» Task brief: Reproduce the material in full, unchanged.
[START Available records]
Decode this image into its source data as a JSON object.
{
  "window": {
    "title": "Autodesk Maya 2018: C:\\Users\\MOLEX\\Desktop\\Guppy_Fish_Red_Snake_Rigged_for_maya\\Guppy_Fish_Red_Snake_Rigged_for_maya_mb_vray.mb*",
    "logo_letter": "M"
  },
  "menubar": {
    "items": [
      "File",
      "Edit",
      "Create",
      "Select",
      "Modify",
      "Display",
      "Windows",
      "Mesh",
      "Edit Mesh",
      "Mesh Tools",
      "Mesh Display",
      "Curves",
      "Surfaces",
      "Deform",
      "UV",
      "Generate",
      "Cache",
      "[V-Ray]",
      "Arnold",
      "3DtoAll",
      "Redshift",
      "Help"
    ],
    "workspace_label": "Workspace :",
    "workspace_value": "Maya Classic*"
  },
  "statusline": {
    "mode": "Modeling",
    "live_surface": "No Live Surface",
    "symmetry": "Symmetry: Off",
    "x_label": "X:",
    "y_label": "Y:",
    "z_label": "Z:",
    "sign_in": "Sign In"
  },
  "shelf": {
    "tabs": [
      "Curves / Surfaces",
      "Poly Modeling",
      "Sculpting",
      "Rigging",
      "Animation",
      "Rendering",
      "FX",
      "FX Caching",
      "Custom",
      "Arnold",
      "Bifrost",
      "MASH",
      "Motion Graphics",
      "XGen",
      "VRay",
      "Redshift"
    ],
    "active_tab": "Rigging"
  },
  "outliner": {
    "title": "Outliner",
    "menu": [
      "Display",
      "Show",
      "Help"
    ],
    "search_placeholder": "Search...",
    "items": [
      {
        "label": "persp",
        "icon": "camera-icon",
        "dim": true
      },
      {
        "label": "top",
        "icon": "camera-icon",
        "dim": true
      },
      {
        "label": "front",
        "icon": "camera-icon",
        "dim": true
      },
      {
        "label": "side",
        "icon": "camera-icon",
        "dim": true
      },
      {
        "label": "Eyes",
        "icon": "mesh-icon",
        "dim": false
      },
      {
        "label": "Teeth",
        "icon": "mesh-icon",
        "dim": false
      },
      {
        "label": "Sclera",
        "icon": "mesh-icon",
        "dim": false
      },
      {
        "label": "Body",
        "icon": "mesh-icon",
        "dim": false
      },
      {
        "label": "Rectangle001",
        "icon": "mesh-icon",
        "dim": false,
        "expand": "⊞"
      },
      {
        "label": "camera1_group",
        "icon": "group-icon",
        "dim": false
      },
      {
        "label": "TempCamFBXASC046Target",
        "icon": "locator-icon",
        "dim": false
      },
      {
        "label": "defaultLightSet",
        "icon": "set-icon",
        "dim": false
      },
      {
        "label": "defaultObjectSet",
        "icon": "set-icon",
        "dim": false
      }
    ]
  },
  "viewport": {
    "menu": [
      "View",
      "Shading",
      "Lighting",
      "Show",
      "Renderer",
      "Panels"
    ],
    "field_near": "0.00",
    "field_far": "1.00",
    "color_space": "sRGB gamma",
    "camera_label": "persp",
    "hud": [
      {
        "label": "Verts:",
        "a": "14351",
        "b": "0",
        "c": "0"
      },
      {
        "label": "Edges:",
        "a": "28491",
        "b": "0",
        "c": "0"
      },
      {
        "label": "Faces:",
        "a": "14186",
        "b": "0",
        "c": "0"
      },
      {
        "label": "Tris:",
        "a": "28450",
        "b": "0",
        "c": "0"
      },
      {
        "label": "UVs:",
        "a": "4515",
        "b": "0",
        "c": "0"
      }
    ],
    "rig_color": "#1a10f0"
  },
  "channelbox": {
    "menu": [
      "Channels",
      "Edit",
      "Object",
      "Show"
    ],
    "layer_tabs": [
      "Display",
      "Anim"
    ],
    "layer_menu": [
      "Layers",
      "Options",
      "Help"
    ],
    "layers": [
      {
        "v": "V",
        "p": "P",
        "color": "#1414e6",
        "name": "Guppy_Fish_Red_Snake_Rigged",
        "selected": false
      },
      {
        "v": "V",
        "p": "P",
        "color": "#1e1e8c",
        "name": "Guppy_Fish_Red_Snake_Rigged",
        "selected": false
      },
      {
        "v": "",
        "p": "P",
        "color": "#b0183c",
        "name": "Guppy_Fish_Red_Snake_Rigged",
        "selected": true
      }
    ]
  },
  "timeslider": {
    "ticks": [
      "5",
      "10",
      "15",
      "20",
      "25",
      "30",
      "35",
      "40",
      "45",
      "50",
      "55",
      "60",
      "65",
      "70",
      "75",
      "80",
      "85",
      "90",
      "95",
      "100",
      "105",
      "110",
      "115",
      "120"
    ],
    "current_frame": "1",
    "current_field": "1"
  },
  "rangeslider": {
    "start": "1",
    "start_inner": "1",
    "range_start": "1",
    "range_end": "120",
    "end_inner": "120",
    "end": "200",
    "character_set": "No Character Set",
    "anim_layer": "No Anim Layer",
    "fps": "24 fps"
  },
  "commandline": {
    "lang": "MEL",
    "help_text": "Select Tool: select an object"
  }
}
[END Available records]
» Result of this exercise:
Decode this image into its source data as a JSON object.
{
  "window": {
    "title": "Autodesk Maya 2018: C:\\Users\\MOLEX\\Desktop\\Guppy_Fish_Red_Snake_Rigged_for_maya\\Guppy_Fish_Red_Snake_Rigged_for_maya_mb_vray.mb*",
    "logo_letter": "M"
  },
  "menubar": {
    "items": [
      "File",
      "Edit",
      "Create",
      "Select",
      "Modify",
      "Display",
      "Windows",
      "Mesh",
      "Edit Mesh",
      "Mesh Tools",
      "Mesh Display",
      "Curves",
      "Surfaces",
      "Deform",
      "UV",
      "Generate",
      "Cache",
      "[V-Ray]",
      "Arnold",
      "3DtoAll",
      "Redshift",
      "Help"
    ],
    "workspace_label": "Workspace :",
    "workspace_value": "Maya Classic*"
  },
  "statusline": {
    "mode": "Modeling",
    "live_surface": "No Live Surface",
    "symmetry": "Symmetry: Off",
    "x_label": "X:",
    "y_label": "Y:",
    "z_label": "Z:",
    "sign_in": "Sign In"
  },
  "shelf": {
    "tabs": [
      "Curves / Surfaces",
      "Poly Modeling",
      "Sculpting",
      "Rigging",
      "Animation",
      "Rendering",
      "FX",
      "FX Caching",
      "Custom",
      "Arnold",
      "Bifrost",
      "MASH",
      "Motion Graphics",
      "XGen",
      "VRay",
      "Redshift"
    ],
    "active_tab": "Rigging"
  },
  "outliner": {
    "title": "Outliner",
    "menu": [
      "Display",
      "Show",
      "Help"
    ],
    "search_placeholder": "Search...",
    "items": [
      {
        "label": "persp",
        "icon": "camera-icon",
        "dim": true
      },
      {
        "label": "top",
        "icon": "camera-icon",
        "dim": true
      },
      {
        "label": "front",
        "icon": "camera-icon",
        "dim": true
      },
      {
        "label": "side",
        "icon": "camera-icon",
        "dim": true
      },
      {
        "label": "Eyes",
        "icon": "mesh-icon",
        "dim": false
      },
      {
        "label": "Teeth",
        "icon": "mesh-icon",
        "dim": false
      },
      {
        "label": "Sclera",
        "icon": "mesh-icon",
        "dim": false
      },
      {
        "label": "Body",
        "icon": "mesh-icon",
        "dim": false
      },
      {
        "label": "Rectangle001",
        "icon": "mesh-icon",
        "dim": false,
        "expand": "⊞"
      },
      {
        "label": "camera1_group",
        "icon": "group-icon",
        "dim": false
      },
      {
        "label": "TempCamFBXASC046Target",
        "icon": "locator-icon",
        "dim": false
      },
      {
        "label": "defaultLightSet",
        "icon": "set-icon",
        "dim": false
      },
      {
        "label": "defaultObjectSet",
        "icon": "set-icon",
        "dim": false
      }
    ]
  },
  "viewport": {
    "menu": [
      "View",
      "Shading",
      "Lighting",
      "Show",
      "Renderer",
      "Panels"
    ],
    "field_near": "0.00",
    "field_far": "1.00",
    "color_space": "sRGB gamma",
    "camera_label": "persp",
    "hud": [
      {
        "label": "Verts:",
        "a": "14351",
        "b": "0",
        "c": "0"
      },
      {
        "label": "Edges:",
        "a": "28491",
        "b": "0",
        "c": "0"
      },
      {
        "label": "Faces:",
        "a": "14186",
        "b": "0",
        "c": "0"
      },
      {
        "label": "Tris:",
        "a": "28450",
        "b": "0",
        "c": "0"
      },
      {
        "label": "UVs:",
        "a": "4515",
        "b": "0",
        "c": "0"
      }
    ],
    "rig_color": "#1a10f0"
  },
  "channelbox": {
    "menu": [
      "Channels",
      "Edit",
      "Object",
      "Show"
    ],
    "layer_tabs": [
      "Display",
      "Anim"
    ],
    "layer_menu": [
      "Layers",
      "Options",
      "Help"
    ],
    "layers": [
      {
        "v": "V",
        "p": "P",
        "color": "#1414e6",
        "name": "Guppy_Fish_Red_Snake_Rigged",
        "selected": false
      },
      {
        "v": "V",
        "p": "P",
        "color": "#1e1e8c",
        "name": "Guppy_Fish_Red_Snake_Rigged",
        "selected": false
      },
      {
        "v": "",
        "p": "P",
        "color": "#b0183c",
        "name": "Guppy_Fish_Red_Snake_Rigged",
        "selected": true
      }
    ]
  },
  "timeslider": {
    "ticks": [
      "5",
      "10",
      "15",
      "20",
      "25",
      "30",
      "35",
      "40",
      "45",
      "50",
      "55",
      "60",
      "65",
      "70",
      "75",
      "80",
      "85",
      "90",
      "95",
      "100",
      "105",
      "110",
      "115",
      "120"
    ],
    "current_frame": "1",
    "current_field": "1"
  },
  "rangeslider": {
    "start": "1",
    "start_inner": "1",
    "range_start": "1",
    "range_end": "120",
    "end_inner": "120",
    "end": "200",
    "character_set": "No Character Set",
    "anim_layer": "No Anim Layer",
    "fps": "24 fps"
  },
  "commandline": {
    "lang": "MEL",
    "help_text": "Select Tool: select an object"
  }
}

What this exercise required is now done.